WHAT TO WORK ON: Write out the data below in full, unchanged, minus the images.

MATERIAL SHOWN:
######
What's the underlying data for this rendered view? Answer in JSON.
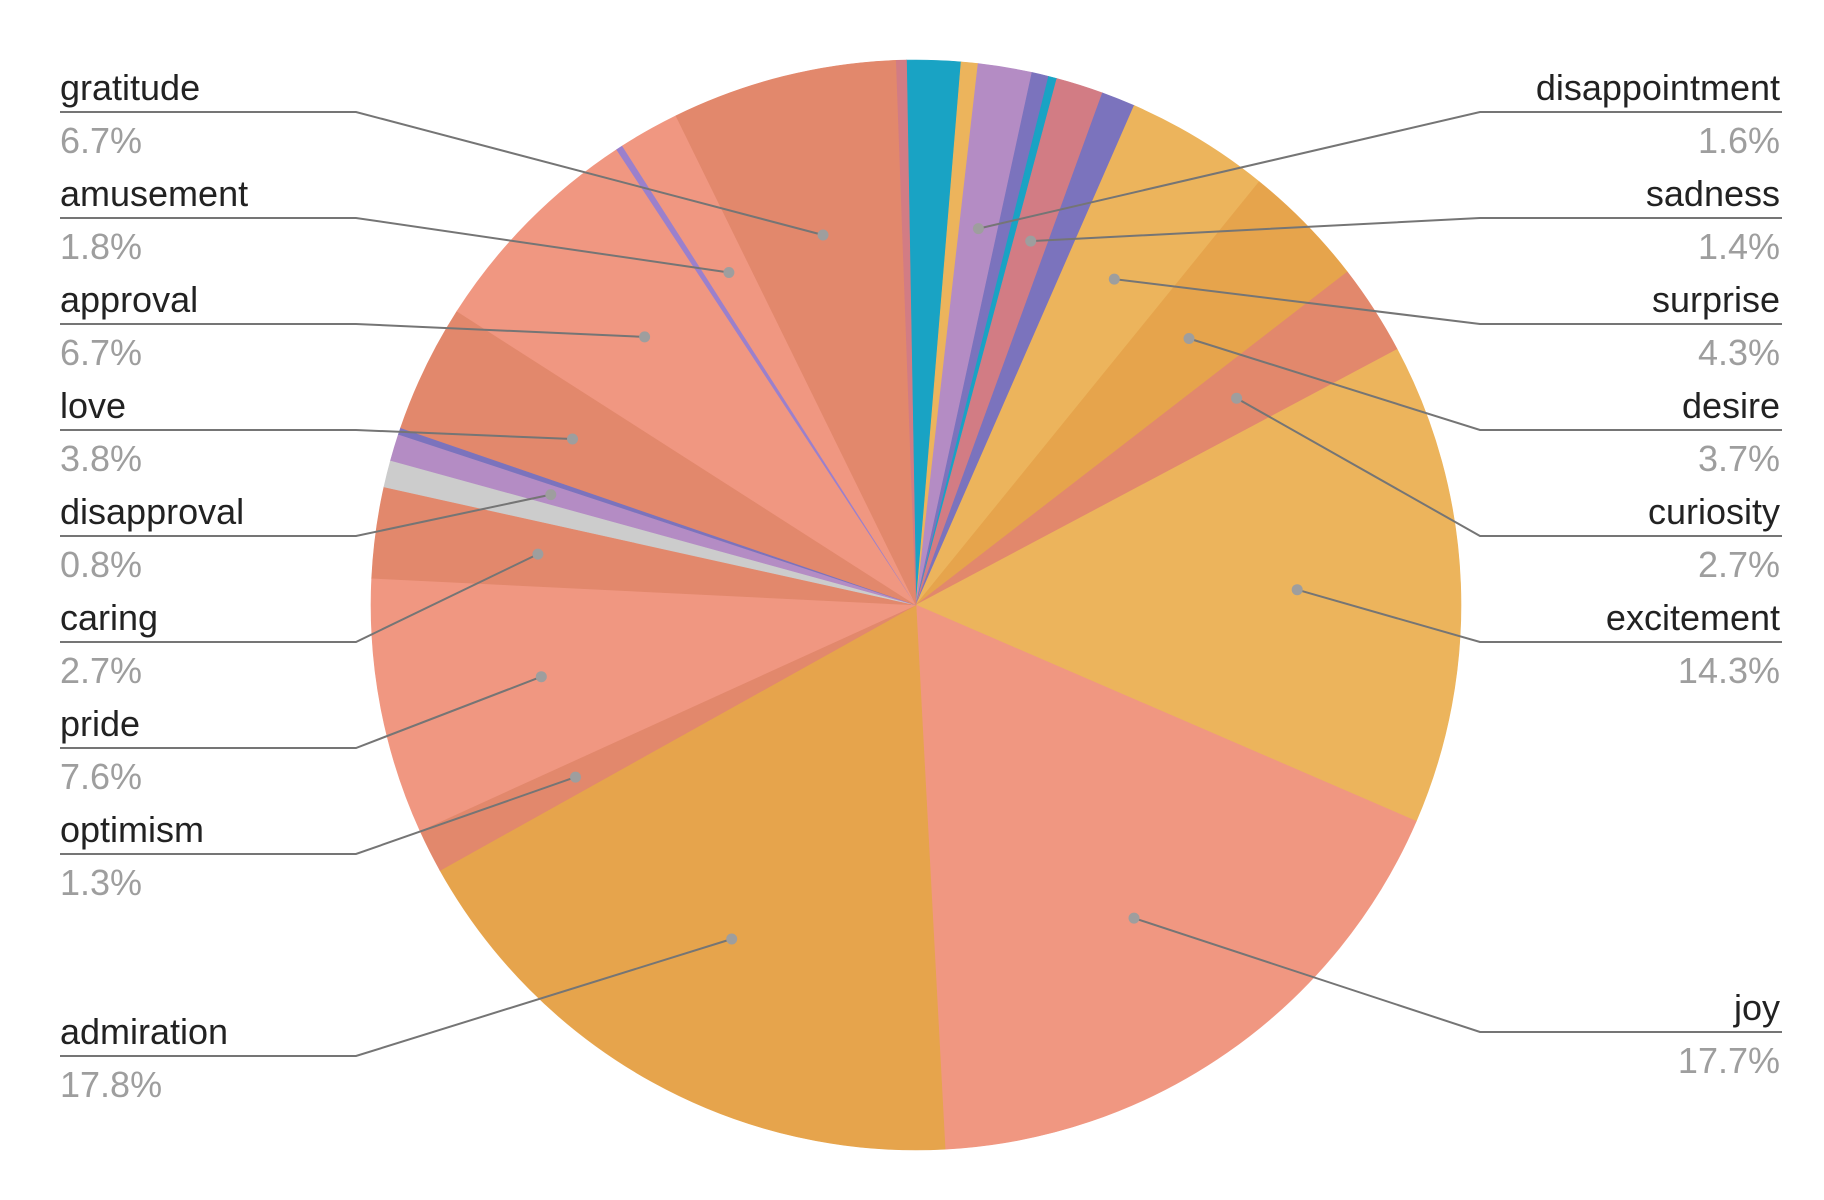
{
  "chart_data": {
    "type": "pie",
    "title": "",
    "start_angle_deg": -1,
    "slices": [
      {
        "label": "",
        "value": 1.6,
        "color": "#19a3c4"
      },
      {
        "label": "",
        "value": 0.5,
        "color": "#ecb45c"
      },
      {
        "label": "disappointment",
        "value": 1.6,
        "pct": "1.6%",
        "color": "#b48cc4"
      },
      {
        "label": "",
        "value": 0.5,
        "color": "#7b73bd"
      },
      {
        "label": "",
        "value": 0.25,
        "color": "#19a3c4"
      },
      {
        "label": "sadness",
        "value": 1.4,
        "pct": "1.4%",
        "color": "#d27c84"
      },
      {
        "label": "",
        "value": 1.0,
        "color": "#7b73bd"
      },
      {
        "label": "surprise",
        "value": 4.3,
        "pct": "4.3%",
        "color": "#ecb45c"
      },
      {
        "label": "desire",
        "value": 3.7,
        "pct": "3.7%",
        "color": "#e6a44c"
      },
      {
        "label": "curiosity",
        "value": 2.7,
        "pct": "2.7%",
        "color": "#e2886c"
      },
      {
        "label": "excitement",
        "value": 14.3,
        "pct": "14.3%",
        "color": "#ecb45c"
      },
      {
        "label": "joy",
        "value": 17.7,
        "pct": "17.7%",
        "color": "#f09781"
      },
      {
        "label": "admiration",
        "value": 17.8,
        "pct": "17.8%",
        "color": "#e6a44c"
      },
      {
        "label": "optimism",
        "value": 1.3,
        "pct": "1.3%",
        "color": "#e2886c"
      },
      {
        "label": "pride",
        "value": 7.6,
        "pct": "7.6%",
        "color": "#f09781"
      },
      {
        "label": "caring",
        "value": 2.7,
        "pct": "2.7%",
        "color": "#e2886c"
      },
      {
        "label": "",
        "value": 0.8,
        "color": "#cccccc"
      },
      {
        "label": "disapproval",
        "value": 0.8,
        "pct": "0.8%",
        "color": "#b48cc4"
      },
      {
        "label": "",
        "value": 0.2,
        "color": "#7b73bd"
      },
      {
        "label": "love",
        "value": 3.8,
        "pct": "3.8%",
        "color": "#e2886c"
      },
      {
        "label": "approval",
        "value": 6.7,
        "pct": "6.7%",
        "color": "#f09781"
      },
      {
        "label": "",
        "value": 0.2,
        "color": "#9b80cc"
      },
      {
        "label": "amusement",
        "value": 1.8,
        "pct": "1.8%",
        "color": "#f09781"
      },
      {
        "label": "gratitude",
        "value": 6.7,
        "pct": "6.7%",
        "color": "#e2886c"
      },
      {
        "label": "",
        "value": 0.3,
        "color": "#d27c84"
      }
    ],
    "legend_position": "none",
    "data_labels": "outside with leader lines"
  }
}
######
REPLY:
What's the underlying data for this rendered view? Answer in JSON.
{
  "chart_data": {
    "type": "pie",
    "title": "",
    "start_angle_deg": -1,
    "slices": [
      {
        "label": "",
        "value": 1.6,
        "color": "#19a3c4"
      },
      {
        "label": "",
        "value": 0.5,
        "color": "#ecb45c"
      },
      {
        "label": "disappointment",
        "value": 1.6,
        "pct": "1.6%",
        "color": "#b48cc4"
      },
      {
        "label": "",
        "value": 0.5,
        "color": "#7b73bd"
      },
      {
        "label": "",
        "value": 0.25,
        "color": "#19a3c4"
      },
      {
        "label": "sadness",
        "value": 1.4,
        "pct": "1.4%",
        "color": "#d27c84"
      },
      {
        "label": "",
        "value": 1.0,
        "color": "#7b73bd"
      },
      {
        "label": "surprise",
        "value": 4.3,
        "pct": "4.3%",
        "color": "#ecb45c"
      },
      {
        "label": "desire",
        "value": 3.7,
        "pct": "3.7%",
        "color": "#e6a44c"
      },
      {
        "label": "curiosity",
        "value": 2.7,
        "pct": "2.7%",
        "color": "#e2886c"
      },
      {
        "label": "excitement",
        "value": 14.3,
        "pct": "14.3%",
        "color": "#ecb45c"
      },
      {
        "label": "joy",
        "value": 17.7,
        "pct": "17.7%",
        "color": "#f09781"
      },
      {
        "label": "admiration",
        "value": 17.8,
        "pct": "17.8%",
        "color": "#e6a44c"
      },
      {
        "label": "optimism",
        "value": 1.3,
        "pct": "1.3%",
        "color": "#e2886c"
      },
      {
        "label": "pride",
        "value": 7.6,
        "pct": "7.6%",
        "color": "#f09781"
      },
      {
        "label": "caring",
        "value": 2.7,
        "pct": "2.7%",
        "color": "#e2886c"
      },
      {
        "label": "",
        "value": 0.8,
        "color": "#cccccc"
      },
      {
        "label": "disapproval",
        "value": 0.8,
        "pct": "0.8%",
        "color": "#b48cc4"
      },
      {
        "label": "",
        "value": 0.2,
        "color": "#7b73bd"
      },
      {
        "label": "love",
        "value": 3.8,
        "pct": "3.8%",
        "color": "#e2886c"
      },
      {
        "label": "approval",
        "value": 6.7,
        "pct": "6.7%",
        "color": "#f09781"
      },
      {
        "label": "",
        "value": 0.2,
        "color": "#9b80cc"
      },
      {
        "label": "amusement",
        "value": 1.8,
        "pct": "1.8%",
        "color": "#f09781"
      },
      {
        "label": "gratitude",
        "value": 6.7,
        "pct": "6.7%",
        "color": "#e2886c"
      },
      {
        "label": "",
        "value": 0.3,
        "color": "#d27c84"
      }
    ],
    "legend_position": "none",
    "data_labels": "outside with leader lines"
  }
}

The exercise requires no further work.